### [Instructions for the task]
Transcribe the material in full. Nothing should differ except that the pictures are left out.

begin Data supplied

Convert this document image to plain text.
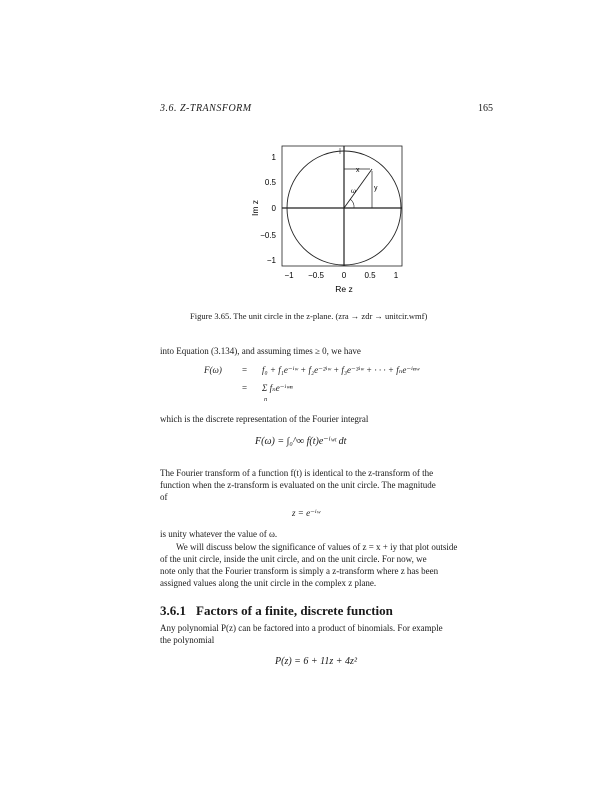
3.6. Z-TRANSFORM	165
1
0.5
0
−0.5
−1
−1 −0.5 0 0.5 1
Re z
Im z
x
y
ω
Figure 3.65. The unit circle in the z-plane. (zra → zdr → unitcir.wmf)
into Equation (3.134), and assuming times ≥ 0, we have
F(ω) = f₀ + f₁e⁻ⁱʷ + f₂e⁻²ⁱʷ + f₃e⁻³ⁱʷ + · · · + fₙe⁻ⁱⁿʷ
= Σ fₙe⁻ⁱʷⁿ
n
which is the discrete representation of the Fourier integral
F(ω) = ∫₀^∞ f(t)e⁻ⁱʷᵗ dt
The Fourier transform of a function f(t) is identical to the z-transform of the
function when the z-transform is evaluated on the unit circle. The magnitude
of
z = e⁻ⁱʷ
is unity whatever the value of ω.
We will discuss below the significance of values of z = x + iy that plot outside
of the unit circle, inside the unit circle, and on the unit circle. For now, we
note only that the Fourier transform is simply a z-transform where z has been
assigned values along the unit circle in the complex z plane.
3.6.1 Factors of a finite, discrete function
Any polynomial P(z) can be factored into a product of binomials. For example
the polynomial
P(z) = 6 + 11z + 4z²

end Data supplied

### [Expected output]
Convert this document image to plain text.
3.6. Z-TRANSFORM	165
1
0.5
0
−0.5
−1
−1 −0.5 0 0.5 1
Re z
Im z
x
y
ω
Figure 3.65. The unit circle in the z-plane. (zra → zdr → unitcir.wmf)
into Equation (3.134), and assuming times ≥ 0, we have
F(ω) = f₀ + f₁e⁻ⁱʷ + f₂e⁻²ⁱʷ + f₃e⁻³ⁱʷ + · · · + fₙe⁻ⁱⁿʷ
= Σ fₙe⁻ⁱʷⁿ
n
which is the discrete representation of the Fourier integral
F(ω) = ∫₀^∞ f(t)e⁻ⁱʷᵗ dt
The Fourier transform of a function f(t) is identical to the z-transform of the
function when the z-transform is evaluated on the unit circle. The magnitude
of
z = e⁻ⁱʷ
is unity whatever the value of ω.
We will discuss below the significance of values of z = x + iy that plot outside
of the unit circle, inside the unit circle, and on the unit circle. For now, we
note only that the Fourier transform is simply a z-transform where z has been
assigned values along the unit circle in the complex z plane.
3.6.1 Factors of a finite, discrete function
Any polynomial P(z) can be factored into a product of binomials. For example
the polynomial
P(z) = 6 + 11z + 4z²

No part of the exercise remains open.